What to do - Copy the lines in these records verbatim, keeping each one as it appears.

(Layout element entries)
»»

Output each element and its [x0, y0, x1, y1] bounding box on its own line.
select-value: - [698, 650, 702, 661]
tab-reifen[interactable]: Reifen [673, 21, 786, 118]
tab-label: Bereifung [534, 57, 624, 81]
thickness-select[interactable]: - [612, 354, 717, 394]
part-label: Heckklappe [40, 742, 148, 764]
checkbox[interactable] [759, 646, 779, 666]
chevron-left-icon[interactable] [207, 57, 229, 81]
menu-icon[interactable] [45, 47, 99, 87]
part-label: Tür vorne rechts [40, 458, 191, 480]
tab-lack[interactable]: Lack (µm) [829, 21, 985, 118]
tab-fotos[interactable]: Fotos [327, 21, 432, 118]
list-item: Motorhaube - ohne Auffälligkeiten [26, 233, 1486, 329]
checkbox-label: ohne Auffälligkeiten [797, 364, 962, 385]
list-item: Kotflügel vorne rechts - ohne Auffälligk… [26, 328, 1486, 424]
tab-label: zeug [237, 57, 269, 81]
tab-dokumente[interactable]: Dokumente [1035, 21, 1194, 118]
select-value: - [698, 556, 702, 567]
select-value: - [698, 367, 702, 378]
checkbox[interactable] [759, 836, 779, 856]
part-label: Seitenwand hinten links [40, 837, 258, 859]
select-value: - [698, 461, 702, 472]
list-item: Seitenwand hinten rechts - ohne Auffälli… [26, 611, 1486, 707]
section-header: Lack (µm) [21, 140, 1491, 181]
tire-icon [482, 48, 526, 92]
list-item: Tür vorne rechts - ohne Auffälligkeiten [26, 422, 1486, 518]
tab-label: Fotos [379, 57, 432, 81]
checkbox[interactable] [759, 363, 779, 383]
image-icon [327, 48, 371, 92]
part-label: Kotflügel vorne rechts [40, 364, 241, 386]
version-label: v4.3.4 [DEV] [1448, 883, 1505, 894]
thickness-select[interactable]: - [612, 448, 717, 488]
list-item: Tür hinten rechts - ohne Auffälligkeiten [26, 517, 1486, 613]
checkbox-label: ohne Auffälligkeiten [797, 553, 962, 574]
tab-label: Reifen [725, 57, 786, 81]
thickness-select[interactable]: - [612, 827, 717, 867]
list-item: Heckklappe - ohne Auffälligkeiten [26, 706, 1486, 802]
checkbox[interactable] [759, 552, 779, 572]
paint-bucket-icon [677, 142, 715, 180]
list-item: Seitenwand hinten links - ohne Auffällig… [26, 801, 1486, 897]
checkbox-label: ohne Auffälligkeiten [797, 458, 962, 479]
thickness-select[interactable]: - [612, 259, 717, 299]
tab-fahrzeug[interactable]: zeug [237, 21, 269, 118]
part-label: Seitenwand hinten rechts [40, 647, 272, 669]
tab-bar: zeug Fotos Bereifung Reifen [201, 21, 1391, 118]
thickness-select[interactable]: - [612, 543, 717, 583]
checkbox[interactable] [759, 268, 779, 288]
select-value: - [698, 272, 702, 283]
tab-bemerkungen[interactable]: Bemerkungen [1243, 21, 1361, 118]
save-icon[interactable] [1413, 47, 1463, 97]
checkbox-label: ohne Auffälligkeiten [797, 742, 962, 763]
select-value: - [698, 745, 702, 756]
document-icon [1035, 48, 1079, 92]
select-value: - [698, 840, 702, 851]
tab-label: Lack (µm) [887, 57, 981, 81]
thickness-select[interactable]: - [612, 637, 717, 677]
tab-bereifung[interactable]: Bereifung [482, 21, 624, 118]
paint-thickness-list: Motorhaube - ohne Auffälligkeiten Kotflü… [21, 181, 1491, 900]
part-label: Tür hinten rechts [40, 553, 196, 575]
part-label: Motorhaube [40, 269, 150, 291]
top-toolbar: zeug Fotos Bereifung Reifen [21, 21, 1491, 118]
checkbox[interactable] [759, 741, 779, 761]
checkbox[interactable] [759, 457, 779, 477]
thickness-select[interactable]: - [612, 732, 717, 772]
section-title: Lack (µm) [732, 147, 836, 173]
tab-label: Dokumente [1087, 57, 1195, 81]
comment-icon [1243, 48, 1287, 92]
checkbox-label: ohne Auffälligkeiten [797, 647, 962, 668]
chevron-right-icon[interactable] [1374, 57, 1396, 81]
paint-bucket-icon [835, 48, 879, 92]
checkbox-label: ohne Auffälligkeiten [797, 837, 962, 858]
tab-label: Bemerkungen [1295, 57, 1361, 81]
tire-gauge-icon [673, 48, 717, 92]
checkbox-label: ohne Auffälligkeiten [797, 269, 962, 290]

««

Solution to this task -
Output each element and its [x0, y0, x1, y1] bounding box on its own line.
select-value: - [698, 650, 702, 661]
tab-reifen[interactable]: Reifen [673, 21, 786, 118]
tab-label: Bereifung [534, 57, 624, 81]
thickness-select[interactable]: - [612, 354, 717, 394]
part-label: Heckklappe [40, 742, 148, 764]
checkbox[interactable] [759, 646, 779, 666]
chevron-left-icon[interactable] [207, 57, 229, 81]
menu-icon[interactable] [45, 47, 99, 87]
part-label: Tür vorne rechts [40, 458, 191, 480]
tab-lack[interactable]: Lack (µm) [829, 21, 985, 118]
tab-fotos[interactable]: Fotos [327, 21, 432, 118]
list-item: Motorhaube - ohne Auffälligkeiten [26, 233, 1486, 329]
checkbox-label: ohne Auffälligkeiten [797, 364, 962, 385]
list-item: Kotflügel vorne rechts - ohne Auffälligk… [26, 328, 1486, 424]
tab-label: zeug [237, 57, 269, 81]
tab-dokumente[interactable]: Dokumente [1035, 21, 1194, 118]
select-value: - [698, 556, 702, 567]
select-value: - [698, 367, 702, 378]
checkbox[interactable] [759, 836, 779, 856]
part-label: Seitenwand hinten links [40, 837, 258, 859]
select-value: - [698, 461, 702, 472]
list-item: Seitenwand hinten rechts - ohne Auffälli… [26, 611, 1486, 707]
section-header: Lack (µm) [21, 140, 1491, 181]
tire-icon [482, 48, 526, 92]
list-item: Tür vorne rechts - ohne Auffälligkeiten [26, 422, 1486, 518]
tab-label: Fotos [379, 57, 432, 81]
checkbox[interactable] [759, 363, 779, 383]
image-icon [327, 48, 371, 92]
part-label: Kotflügel vorne rechts [40, 364, 241, 386]
version-label: v4.3.4 [DEV] [1448, 883, 1505, 894]
thickness-select[interactable]: - [612, 448, 717, 488]
list-item: Tür hinten rechts - ohne Auffälligkeiten [26, 517, 1486, 613]
checkbox-label: ohne Auffälligkeiten [797, 553, 962, 574]
tab-label: Reifen [725, 57, 786, 81]
thickness-select[interactable]: - [612, 827, 717, 867]
list-item: Heckklappe - ohne Auffälligkeiten [26, 706, 1486, 802]
checkbox[interactable] [759, 552, 779, 572]
paint-bucket-icon [677, 142, 715, 180]
list-item: Seitenwand hinten links - ohne Auffällig… [26, 801, 1486, 897]
checkbox-label: ohne Auffälligkeiten [797, 458, 962, 479]
thickness-select[interactable]: - [612, 259, 717, 299]
tab-fahrzeug[interactable]: zeug [237, 21, 269, 118]
part-label: Seitenwand hinten rechts [40, 647, 272, 669]
tab-bar: zeug Fotos Bereifung Reifen [201, 21, 1391, 118]
thickness-select[interactable]: - [612, 543, 717, 583]
checkbox[interactable] [759, 268, 779, 288]
select-value: - [698, 272, 702, 283]
tab-bemerkungen[interactable]: Bemerkungen [1243, 21, 1361, 118]
save-icon[interactable] [1413, 47, 1463, 97]
checkbox-label: ohne Auffälligkeiten [797, 742, 962, 763]
select-value: - [698, 745, 702, 756]
document-icon [1035, 48, 1079, 92]
select-value: - [698, 840, 702, 851]
tab-label: Lack (µm) [887, 57, 981, 81]
thickness-select[interactable]: - [612, 637, 717, 677]
tab-bereifung[interactable]: Bereifung [482, 21, 624, 118]
paint-thickness-list: Motorhaube - ohne Auffälligkeiten Kotflü… [21, 181, 1491, 900]
part-label: Tür hinten rechts [40, 553, 196, 575]
part-label: Motorhaube [40, 269, 150, 291]
top-toolbar: zeug Fotos Bereifung Reifen [21, 21, 1491, 118]
checkbox[interactable] [759, 741, 779, 761]
checkbox[interactable] [759, 457, 779, 477]
thickness-select[interactable]: - [612, 732, 717, 772]
section-title: Lack (µm) [732, 147, 836, 173]
tab-label: Dokumente [1087, 57, 1195, 81]
comment-icon [1243, 48, 1287, 92]
checkbox-label: ohne Auffälligkeiten [797, 647, 962, 668]
chevron-right-icon[interactable] [1374, 57, 1396, 81]
paint-bucket-icon [835, 48, 879, 92]
checkbox-label: ohne Auffälligkeiten [797, 837, 962, 858]
tab-label: Bemerkungen [1295, 57, 1361, 81]
tire-gauge-icon [673, 48, 717, 92]
checkbox-label: ohne Auffälligkeiten [797, 269, 962, 290]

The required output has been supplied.